▸ WHAT THIS TASK INVOLVES
Without the pictures, can you quote each line below exactly?

▸ ENTRIES SHOWN
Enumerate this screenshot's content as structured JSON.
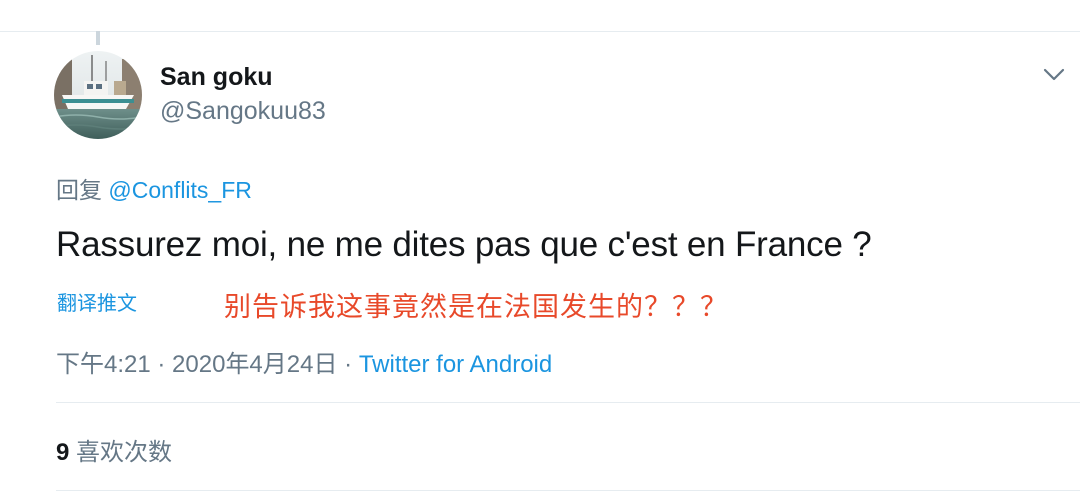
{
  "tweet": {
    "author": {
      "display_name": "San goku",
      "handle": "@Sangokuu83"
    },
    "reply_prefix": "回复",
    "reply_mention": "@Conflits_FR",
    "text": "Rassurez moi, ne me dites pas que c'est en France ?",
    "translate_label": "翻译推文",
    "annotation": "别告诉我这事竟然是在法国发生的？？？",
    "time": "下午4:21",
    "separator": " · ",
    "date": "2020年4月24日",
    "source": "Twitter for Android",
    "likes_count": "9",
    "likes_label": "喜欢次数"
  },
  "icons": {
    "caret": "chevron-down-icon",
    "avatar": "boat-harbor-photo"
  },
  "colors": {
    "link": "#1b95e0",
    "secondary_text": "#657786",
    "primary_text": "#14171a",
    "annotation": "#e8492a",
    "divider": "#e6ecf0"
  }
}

▸ COMPLETED TASK
Enumerate this screenshot's content as structured JSON.
{
  "tweet": {
    "author": {
      "display_name": "San goku",
      "handle": "@Sangokuu83"
    },
    "reply_prefix": "回复",
    "reply_mention": "@Conflits_FR",
    "text": "Rassurez moi, ne me dites pas que c'est en France ?",
    "translate_label": "翻译推文",
    "annotation": "别告诉我这事竟然是在法国发生的？？？",
    "time": "下午4:21",
    "separator": " · ",
    "date": "2020年4月24日",
    "source": "Twitter for Android",
    "likes_count": "9",
    "likes_label": "喜欢次数"
  },
  "icons": {
    "caret": "chevron-down-icon",
    "avatar": "boat-harbor-photo"
  },
  "colors": {
    "link": "#1b95e0",
    "secondary_text": "#657786",
    "primary_text": "#14171a",
    "annotation": "#e8492a",
    "divider": "#e6ecf0"
  }
}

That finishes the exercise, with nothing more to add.